• DATA SUPPLIED
——————

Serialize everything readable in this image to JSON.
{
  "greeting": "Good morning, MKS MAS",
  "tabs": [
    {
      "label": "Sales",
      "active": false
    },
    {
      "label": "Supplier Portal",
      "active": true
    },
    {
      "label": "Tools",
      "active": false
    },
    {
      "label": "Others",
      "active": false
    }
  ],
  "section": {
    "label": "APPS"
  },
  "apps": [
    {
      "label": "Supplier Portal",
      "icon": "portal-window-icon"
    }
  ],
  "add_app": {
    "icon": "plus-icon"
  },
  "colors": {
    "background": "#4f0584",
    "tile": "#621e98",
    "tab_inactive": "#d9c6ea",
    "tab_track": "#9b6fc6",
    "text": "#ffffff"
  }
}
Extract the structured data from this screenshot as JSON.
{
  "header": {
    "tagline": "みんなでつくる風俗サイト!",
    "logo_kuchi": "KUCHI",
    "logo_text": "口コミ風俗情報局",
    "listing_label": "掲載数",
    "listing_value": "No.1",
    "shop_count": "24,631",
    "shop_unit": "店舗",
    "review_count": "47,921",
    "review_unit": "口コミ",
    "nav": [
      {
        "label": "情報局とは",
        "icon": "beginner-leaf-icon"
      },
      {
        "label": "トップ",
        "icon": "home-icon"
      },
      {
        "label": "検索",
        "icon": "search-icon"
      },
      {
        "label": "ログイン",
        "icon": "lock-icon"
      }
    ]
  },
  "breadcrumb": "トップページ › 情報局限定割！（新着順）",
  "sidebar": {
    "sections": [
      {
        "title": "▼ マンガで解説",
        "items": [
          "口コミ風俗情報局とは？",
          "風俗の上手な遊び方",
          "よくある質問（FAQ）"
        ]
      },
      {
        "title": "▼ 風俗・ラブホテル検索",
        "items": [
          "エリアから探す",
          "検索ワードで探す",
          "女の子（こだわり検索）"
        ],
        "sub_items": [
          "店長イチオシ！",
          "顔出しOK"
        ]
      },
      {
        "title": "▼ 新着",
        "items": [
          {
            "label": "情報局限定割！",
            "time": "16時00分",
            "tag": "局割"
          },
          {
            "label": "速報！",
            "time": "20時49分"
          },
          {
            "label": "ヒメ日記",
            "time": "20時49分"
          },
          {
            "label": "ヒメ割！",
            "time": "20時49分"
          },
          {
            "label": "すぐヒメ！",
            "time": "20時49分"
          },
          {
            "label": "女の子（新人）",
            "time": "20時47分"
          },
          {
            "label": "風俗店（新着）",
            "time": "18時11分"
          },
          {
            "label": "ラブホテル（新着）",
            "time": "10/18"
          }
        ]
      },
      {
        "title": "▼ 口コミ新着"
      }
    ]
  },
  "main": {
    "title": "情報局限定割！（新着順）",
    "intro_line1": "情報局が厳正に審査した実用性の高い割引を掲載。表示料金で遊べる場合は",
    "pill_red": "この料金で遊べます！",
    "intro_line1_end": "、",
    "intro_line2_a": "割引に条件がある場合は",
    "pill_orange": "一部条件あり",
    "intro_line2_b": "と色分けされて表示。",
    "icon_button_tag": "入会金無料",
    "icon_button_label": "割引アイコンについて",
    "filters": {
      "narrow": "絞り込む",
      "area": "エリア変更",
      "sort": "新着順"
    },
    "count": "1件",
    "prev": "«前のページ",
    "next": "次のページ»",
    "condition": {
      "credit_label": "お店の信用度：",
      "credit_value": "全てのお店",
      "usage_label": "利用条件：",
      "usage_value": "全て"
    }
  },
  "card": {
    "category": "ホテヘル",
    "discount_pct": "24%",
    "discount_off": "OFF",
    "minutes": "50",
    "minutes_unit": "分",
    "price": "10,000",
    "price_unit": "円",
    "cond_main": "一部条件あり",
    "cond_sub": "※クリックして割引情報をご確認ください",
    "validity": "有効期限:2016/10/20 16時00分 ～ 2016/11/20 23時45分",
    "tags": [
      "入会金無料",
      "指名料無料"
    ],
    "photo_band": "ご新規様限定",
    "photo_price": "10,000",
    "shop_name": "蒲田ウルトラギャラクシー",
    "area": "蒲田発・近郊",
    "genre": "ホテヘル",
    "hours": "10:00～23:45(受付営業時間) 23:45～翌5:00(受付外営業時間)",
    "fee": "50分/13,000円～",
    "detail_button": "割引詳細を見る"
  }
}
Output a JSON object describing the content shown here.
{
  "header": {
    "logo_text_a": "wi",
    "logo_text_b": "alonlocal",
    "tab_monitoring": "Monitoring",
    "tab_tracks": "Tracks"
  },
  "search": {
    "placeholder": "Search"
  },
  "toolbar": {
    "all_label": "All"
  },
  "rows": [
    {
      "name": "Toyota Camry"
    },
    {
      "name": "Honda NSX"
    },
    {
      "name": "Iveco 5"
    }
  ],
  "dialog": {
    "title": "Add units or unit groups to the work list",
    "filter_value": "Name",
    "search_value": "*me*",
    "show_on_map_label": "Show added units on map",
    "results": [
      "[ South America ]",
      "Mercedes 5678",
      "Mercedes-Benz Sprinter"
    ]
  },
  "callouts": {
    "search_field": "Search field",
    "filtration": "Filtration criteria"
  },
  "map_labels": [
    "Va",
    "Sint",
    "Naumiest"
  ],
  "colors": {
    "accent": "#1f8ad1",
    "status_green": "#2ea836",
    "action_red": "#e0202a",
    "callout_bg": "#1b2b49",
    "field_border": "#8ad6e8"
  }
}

——————

Write out all the data again, exactly as it appears.

Serialize everything readable in this image to JSON.
{
  "greeting": "Good morning, MKS MAS",
  "tabs": [
    {
      "label": "Sales",
      "active": false
    },
    {
      "label": "Supplier Portal",
      "active": true
    },
    {
      "label": "Tools",
      "active": false
    },
    {
      "label": "Others",
      "active": false
    }
  ],
  "section": {
    "label": "APPS"
  },
  "apps": [
    {
      "label": "Supplier Portal",
      "icon": "portal-window-icon"
    }
  ],
  "add_app": {
    "icon": "plus-icon"
  },
  "colors": {
    "background": "#4f0584",
    "tile": "#621e98",
    "tab_inactive": "#d9c6ea",
    "tab_track": "#9b6fc6",
    "text": "#ffffff"
  }
}
Extract the structured data from this screenshot as JSON.
{
  "header": {
    "tagline": "みんなでつくる風俗サイト!",
    "logo_kuchi": "KUCHI",
    "logo_text": "口コミ風俗情報局",
    "listing_label": "掲載数",
    "listing_value": "No.1",
    "shop_count": "24,631",
    "shop_unit": "店舗",
    "review_count": "47,921",
    "review_unit": "口コミ",
    "nav": [
      {
        "label": "情報局とは",
        "icon": "beginner-leaf-icon"
      },
      {
        "label": "トップ",
        "icon": "home-icon"
      },
      {
        "label": "検索",
        "icon": "search-icon"
      },
      {
        "label": "ログイン",
        "icon": "lock-icon"
      }
    ]
  },
  "breadcrumb": "トップページ › 情報局限定割！（新着順）",
  "sidebar": {
    "sections": [
      {
        "title": "▼ マンガで解説",
        "items": [
          "口コミ風俗情報局とは？",
          "風俗の上手な遊び方",
          "よくある質問（FAQ）"
        ]
      },
      {
        "title": "▼ 風俗・ラブホテル検索",
        "items": [
          "エリアから探す",
          "検索ワードで探す",
          "女の子（こだわり検索）"
        ],
        "sub_items": [
          "店長イチオシ！",
          "顔出しOK"
        ]
      },
      {
        "title": "▼ 新着",
        "items": [
          {
            "label": "情報局限定割！",
            "time": "16時00分",
            "tag": "局割"
          },
          {
            "label": "速報！",
            "time": "20時49分"
          },
          {
            "label": "ヒメ日記",
            "time": "20時49分"
          },
          {
            "label": "ヒメ割！",
            "time": "20時49分"
          },
          {
            "label": "すぐヒメ！",
            "time": "20時49分"
          },
          {
            "label": "女の子（新人）",
            "time": "20時47分"
          },
          {
            "label": "風俗店（新着）",
            "time": "18時11分"
          },
          {
            "label": "ラブホテル（新着）",
            "time": "10/18"
          }
        ]
      },
      {
        "title": "▼ 口コミ新着"
      }
    ]
  },
  "main": {
    "title": "情報局限定割！（新着順）",
    "intro_line1": "情報局が厳正に審査した実用性の高い割引を掲載。表示料金で遊べる場合は",
    "pill_red": "この料金で遊べます！",
    "intro_line1_end": "、",
    "intro_line2_a": "割引に条件がある場合は",
    "pill_orange": "一部条件あり",
    "intro_line2_b": "と色分けされて表示。",
    "icon_button_tag": "入会金無料",
    "icon_button_label": "割引アイコンについて",
    "filters": {
      "narrow": "絞り込む",
      "area": "エリア変更",
      "sort": "新着順"
    },
    "count": "1件",
    "prev": "«前のページ",
    "next": "次のページ»",
    "condition": {
      "credit_label": "お店の信用度：",
      "credit_value": "全てのお店",
      "usage_label": "利用条件：",
      "usage_value": "全て"
    }
  },
  "card": {
    "category": "ホテヘル",
    "discount_pct": "24%",
    "discount_off": "OFF",
    "minutes": "50",
    "minutes_unit": "分",
    "price": "10,000",
    "price_unit": "円",
    "cond_main": "一部条件あり",
    "cond_sub": "※クリックして割引情報をご確認ください",
    "validity": "有効期限:2016/10/20 16時00分 ～ 2016/11/20 23時45分",
    "tags": [
      "入会金無料",
      "指名料無料"
    ],
    "photo_band": "ご新規様限定",
    "photo_price": "10,000",
    "shop_name": "蒲田ウルトラギャラクシー",
    "area": "蒲田発・近郊",
    "genre": "ホテヘル",
    "hours": "10:00～23:45(受付営業時間) 23:45～翌5:00(受付外営業時間)",
    "fee": "50分/13,000円～",
    "detail_button": "割引詳細を見る"
  }
}
Output a JSON object describing the content shown here.
{
  "header": {
    "logo_text_a": "wi",
    "logo_text_b": "alonlocal",
    "tab_monitoring": "Monitoring",
    "tab_tracks": "Tracks"
  },
  "search": {
    "placeholder": "Search"
  },
  "toolbar": {
    "all_label": "All"
  },
  "rows": [
    {
      "name": "Toyota Camry"
    },
    {
      "name": "Honda NSX"
    },
    {
      "name": "Iveco 5"
    }
  ],
  "dialog": {
    "title": "Add units or unit groups to the work list",
    "filter_value": "Name",
    "search_value": "*me*",
    "show_on_map_label": "Show added units on map",
    "results": [
      "[ South America ]",
      "Mercedes 5678",
      "Mercedes-Benz Sprinter"
    ]
  },
  "callouts": {
    "search_field": "Search field",
    "filtration": "Filtration criteria"
  },
  "map_labels": [
    "Va",
    "Sint",
    "Naumiest"
  ],
  "colors": {
    "accent": "#1f8ad1",
    "status_green": "#2ea836",
    "action_red": "#e0202a",
    "callout_bg": "#1b2b49",
    "field_border": "#8ad6e8"
  }
}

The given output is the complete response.